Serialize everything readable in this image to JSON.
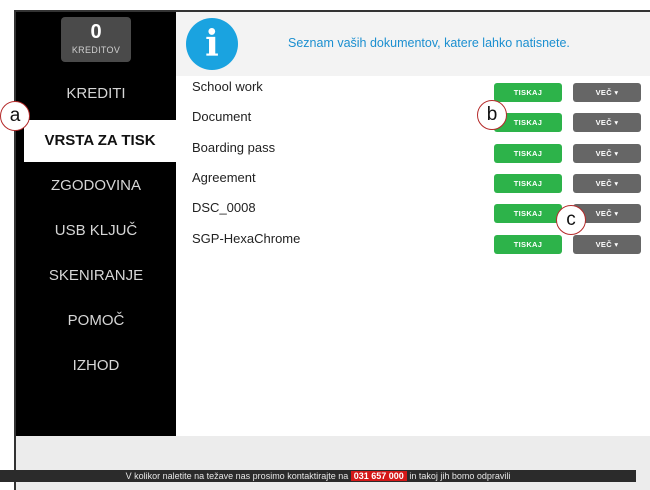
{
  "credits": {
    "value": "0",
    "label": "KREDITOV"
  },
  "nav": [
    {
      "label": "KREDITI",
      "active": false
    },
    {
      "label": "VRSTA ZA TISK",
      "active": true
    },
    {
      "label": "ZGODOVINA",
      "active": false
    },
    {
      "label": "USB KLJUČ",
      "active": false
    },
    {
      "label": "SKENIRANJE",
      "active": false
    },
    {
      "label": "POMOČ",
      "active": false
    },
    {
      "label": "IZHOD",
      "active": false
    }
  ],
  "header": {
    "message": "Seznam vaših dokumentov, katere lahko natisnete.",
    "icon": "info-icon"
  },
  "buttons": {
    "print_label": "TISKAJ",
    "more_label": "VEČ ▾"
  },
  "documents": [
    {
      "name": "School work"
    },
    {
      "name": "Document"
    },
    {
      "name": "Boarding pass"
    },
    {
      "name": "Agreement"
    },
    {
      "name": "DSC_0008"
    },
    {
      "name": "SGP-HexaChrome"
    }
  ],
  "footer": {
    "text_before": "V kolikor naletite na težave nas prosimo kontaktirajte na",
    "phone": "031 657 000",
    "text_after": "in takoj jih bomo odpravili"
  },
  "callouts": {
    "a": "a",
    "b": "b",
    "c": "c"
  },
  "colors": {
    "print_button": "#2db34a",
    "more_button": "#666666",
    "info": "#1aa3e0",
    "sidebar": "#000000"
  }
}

-- Aim --
Write out all the entries word for word, but skip any images.

-- Response for this exercise --
Serialize everything readable in this image to JSON.
{
  "credits": {
    "value": "0",
    "label": "KREDITOV"
  },
  "nav": [
    {
      "label": "KREDITI",
      "active": false
    },
    {
      "label": "VRSTA ZA TISK",
      "active": true
    },
    {
      "label": "ZGODOVINA",
      "active": false
    },
    {
      "label": "USB KLJUČ",
      "active": false
    },
    {
      "label": "SKENIRANJE",
      "active": false
    },
    {
      "label": "POMOČ",
      "active": false
    },
    {
      "label": "IZHOD",
      "active": false
    }
  ],
  "header": {
    "message": "Seznam vaših dokumentov, katere lahko natisnete.",
    "icon": "info-icon"
  },
  "buttons": {
    "print_label": "TISKAJ",
    "more_label": "VEČ ▾"
  },
  "documents": [
    {
      "name": "School work"
    },
    {
      "name": "Document"
    },
    {
      "name": "Boarding pass"
    },
    {
      "name": "Agreement"
    },
    {
      "name": "DSC_0008"
    },
    {
      "name": "SGP-HexaChrome"
    }
  ],
  "footer": {
    "text_before": "V kolikor naletite na težave nas prosimo kontaktirajte na",
    "phone": "031 657 000",
    "text_after": "in takoj jih bomo odpravili"
  },
  "callouts": {
    "a": "a",
    "b": "b",
    "c": "c"
  },
  "colors": {
    "print_button": "#2db34a",
    "more_button": "#666666",
    "info": "#1aa3e0",
    "sidebar": "#000000"
  }
}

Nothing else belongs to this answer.